Short problem.
Nothing in the records may be left out or altered; reproduce them all exactly.

Provided records.
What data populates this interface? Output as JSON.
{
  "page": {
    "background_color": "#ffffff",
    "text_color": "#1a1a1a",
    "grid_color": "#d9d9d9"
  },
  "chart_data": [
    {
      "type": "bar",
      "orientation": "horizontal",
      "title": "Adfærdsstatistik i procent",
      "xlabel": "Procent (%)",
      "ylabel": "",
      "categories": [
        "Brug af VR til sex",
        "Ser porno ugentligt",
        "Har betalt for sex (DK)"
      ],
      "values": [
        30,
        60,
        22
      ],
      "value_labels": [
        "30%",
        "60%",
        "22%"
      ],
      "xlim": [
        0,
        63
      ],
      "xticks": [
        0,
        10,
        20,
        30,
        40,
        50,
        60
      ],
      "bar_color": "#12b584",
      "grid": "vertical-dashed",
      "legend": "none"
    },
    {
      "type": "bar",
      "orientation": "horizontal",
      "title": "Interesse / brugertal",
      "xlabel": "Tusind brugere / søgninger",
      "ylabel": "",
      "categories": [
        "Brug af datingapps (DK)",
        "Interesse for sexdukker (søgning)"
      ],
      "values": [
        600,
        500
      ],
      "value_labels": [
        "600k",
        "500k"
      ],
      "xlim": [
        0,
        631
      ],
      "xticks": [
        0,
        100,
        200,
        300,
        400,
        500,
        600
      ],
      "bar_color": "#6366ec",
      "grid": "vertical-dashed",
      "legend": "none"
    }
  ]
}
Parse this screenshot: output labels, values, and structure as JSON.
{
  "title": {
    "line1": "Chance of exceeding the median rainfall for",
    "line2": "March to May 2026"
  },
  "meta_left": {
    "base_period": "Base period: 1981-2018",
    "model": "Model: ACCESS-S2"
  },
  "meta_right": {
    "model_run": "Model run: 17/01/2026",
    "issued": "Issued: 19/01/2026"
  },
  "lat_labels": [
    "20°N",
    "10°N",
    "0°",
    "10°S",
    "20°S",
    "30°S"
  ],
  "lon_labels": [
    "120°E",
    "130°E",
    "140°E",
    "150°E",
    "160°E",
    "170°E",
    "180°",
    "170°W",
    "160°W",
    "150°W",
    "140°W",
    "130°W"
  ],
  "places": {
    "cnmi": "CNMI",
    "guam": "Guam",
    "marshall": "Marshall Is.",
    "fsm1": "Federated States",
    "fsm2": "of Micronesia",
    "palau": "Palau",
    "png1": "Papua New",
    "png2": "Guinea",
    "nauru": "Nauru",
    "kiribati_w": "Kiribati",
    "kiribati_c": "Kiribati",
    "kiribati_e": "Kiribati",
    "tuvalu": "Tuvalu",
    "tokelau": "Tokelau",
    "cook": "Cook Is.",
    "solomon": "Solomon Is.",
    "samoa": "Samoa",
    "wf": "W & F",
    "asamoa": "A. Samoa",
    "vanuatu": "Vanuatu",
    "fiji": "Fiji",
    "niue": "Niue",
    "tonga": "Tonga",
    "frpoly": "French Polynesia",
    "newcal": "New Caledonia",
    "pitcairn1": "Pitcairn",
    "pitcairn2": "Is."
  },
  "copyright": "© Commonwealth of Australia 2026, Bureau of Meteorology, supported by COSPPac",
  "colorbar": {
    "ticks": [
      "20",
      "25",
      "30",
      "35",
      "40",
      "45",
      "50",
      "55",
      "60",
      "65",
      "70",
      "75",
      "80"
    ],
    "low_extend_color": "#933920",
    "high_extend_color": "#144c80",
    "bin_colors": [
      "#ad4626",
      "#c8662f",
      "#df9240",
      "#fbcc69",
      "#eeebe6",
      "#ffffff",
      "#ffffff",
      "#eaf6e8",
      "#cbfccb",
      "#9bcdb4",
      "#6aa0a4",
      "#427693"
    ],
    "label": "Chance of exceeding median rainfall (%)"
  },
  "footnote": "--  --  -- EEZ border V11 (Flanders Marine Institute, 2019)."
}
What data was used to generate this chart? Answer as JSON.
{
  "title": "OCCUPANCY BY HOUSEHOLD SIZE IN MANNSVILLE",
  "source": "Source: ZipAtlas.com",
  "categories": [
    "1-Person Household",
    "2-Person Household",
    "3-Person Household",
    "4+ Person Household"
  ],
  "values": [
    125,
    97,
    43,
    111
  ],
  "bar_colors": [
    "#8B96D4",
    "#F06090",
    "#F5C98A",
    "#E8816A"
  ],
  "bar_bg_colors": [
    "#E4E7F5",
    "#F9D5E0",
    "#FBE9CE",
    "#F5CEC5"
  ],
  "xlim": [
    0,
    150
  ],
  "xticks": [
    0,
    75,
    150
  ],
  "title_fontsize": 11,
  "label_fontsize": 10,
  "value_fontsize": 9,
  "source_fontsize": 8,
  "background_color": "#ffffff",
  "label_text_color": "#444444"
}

Worked solution.
What data populates this interface? Output as JSON.
{
  "page": {
    "background_color": "#ffffff",
    "text_color": "#1a1a1a",
    "grid_color": "#d9d9d9"
  },
  "chart_data": [
    {
      "type": "bar",
      "orientation": "horizontal",
      "title": "Adfærdsstatistik i procent",
      "xlabel": "Procent (%)",
      "ylabel": "",
      "categories": [
        "Brug af VR til sex",
        "Ser porno ugentligt",
        "Har betalt for sex (DK)"
      ],
      "values": [
        30,
        60,
        22
      ],
      "value_labels": [
        "30%",
        "60%",
        "22%"
      ],
      "xlim": [
        0,
        63
      ],
      "xticks": [
        0,
        10,
        20,
        30,
        40,
        50,
        60
      ],
      "bar_color": "#12b584",
      "grid": "vertical-dashed",
      "legend": "none"
    },
    {
      "type": "bar",
      "orientation": "horizontal",
      "title": "Interesse / brugertal",
      "xlabel": "Tusind brugere / søgninger",
      "ylabel": "",
      "categories": [
        "Brug af datingapps (DK)",
        "Interesse for sexdukker (søgning)"
      ],
      "values": [
        600,
        500
      ],
      "value_labels": [
        "600k",
        "500k"
      ],
      "xlim": [
        0,
        631
      ],
      "xticks": [
        0,
        100,
        200,
        300,
        400,
        500,
        600
      ],
      "bar_color": "#6366ec",
      "grid": "vertical-dashed",
      "legend": "none"
    }
  ]
}
Parse this screenshot: output labels, values, and structure as JSON.
{
  "title": {
    "line1": "Chance of exceeding the median rainfall for",
    "line2": "March to May 2026"
  },
  "meta_left": {
    "base_period": "Base period: 1981-2018",
    "model": "Model: ACCESS-S2"
  },
  "meta_right": {
    "model_run": "Model run: 17/01/2026",
    "issued": "Issued: 19/01/2026"
  },
  "lat_labels": [
    "20°N",
    "10°N",
    "0°",
    "10°S",
    "20°S",
    "30°S"
  ],
  "lon_labels": [
    "120°E",
    "130°E",
    "140°E",
    "150°E",
    "160°E",
    "170°E",
    "180°",
    "170°W",
    "160°W",
    "150°W",
    "140°W",
    "130°W"
  ],
  "places": {
    "cnmi": "CNMI",
    "guam": "Guam",
    "marshall": "Marshall Is.",
    "fsm1": "Federated States",
    "fsm2": "of Micronesia",
    "palau": "Palau",
    "png1": "Papua New",
    "png2": "Guinea",
    "nauru": "Nauru",
    "kiribati_w": "Kiribati",
    "kiribati_c": "Kiribati",
    "kiribati_e": "Kiribati",
    "tuvalu": "Tuvalu",
    "tokelau": "Tokelau",
    "cook": "Cook Is.",
    "solomon": "Solomon Is.",
    "samoa": "Samoa",
    "wf": "W & F",
    "asamoa": "A. Samoa",
    "vanuatu": "Vanuatu",
    "fiji": "Fiji",
    "niue": "Niue",
    "tonga": "Tonga",
    "frpoly": "French Polynesia",
    "newcal": "New Caledonia",
    "pitcairn1": "Pitcairn",
    "pitcairn2": "Is."
  },
  "copyright": "© Commonwealth of Australia 2026, Bureau of Meteorology, supported by COSPPac",
  "colorbar": {
    "ticks": [
      "20",
      "25",
      "30",
      "35",
      "40",
      "45",
      "50",
      "55",
      "60",
      "65",
      "70",
      "75",
      "80"
    ],
    "low_extend_color": "#933920",
    "high_extend_color": "#144c80",
    "bin_colors": [
      "#ad4626",
      "#c8662f",
      "#df9240",
      "#fbcc69",
      "#eeebe6",
      "#ffffff",
      "#ffffff",
      "#eaf6e8",
      "#cbfccb",
      "#9bcdb4",
      "#6aa0a4",
      "#427693"
    ],
    "label": "Chance of exceeding median rainfall (%)"
  },
  "footnote": "--  --  -- EEZ border V11 (Flanders Marine Institute, 2019)."
}
What data was used to generate this chart? Answer as JSON.
{
  "title": "OCCUPANCY BY HOUSEHOLD SIZE IN MANNSVILLE",
  "source": "Source: ZipAtlas.com",
  "categories": [
    "1-Person Household",
    "2-Person Household",
    "3-Person Household",
    "4+ Person Household"
  ],
  "values": [
    125,
    97,
    43,
    111
  ],
  "bar_colors": [
    "#8B96D4",
    "#F06090",
    "#F5C98A",
    "#E8816A"
  ],
  "bar_bg_colors": [
    "#E4E7F5",
    "#F9D5E0",
    "#FBE9CE",
    "#F5CEC5"
  ],
  "xlim": [
    0,
    150
  ],
  "xticks": [
    0,
    75,
    150
  ],
  "title_fontsize": 11,
  "label_fontsize": 10,
  "value_fontsize": 9,
  "source_fontsize": 8,
  "background_color": "#ffffff",
  "label_text_color": "#444444"
}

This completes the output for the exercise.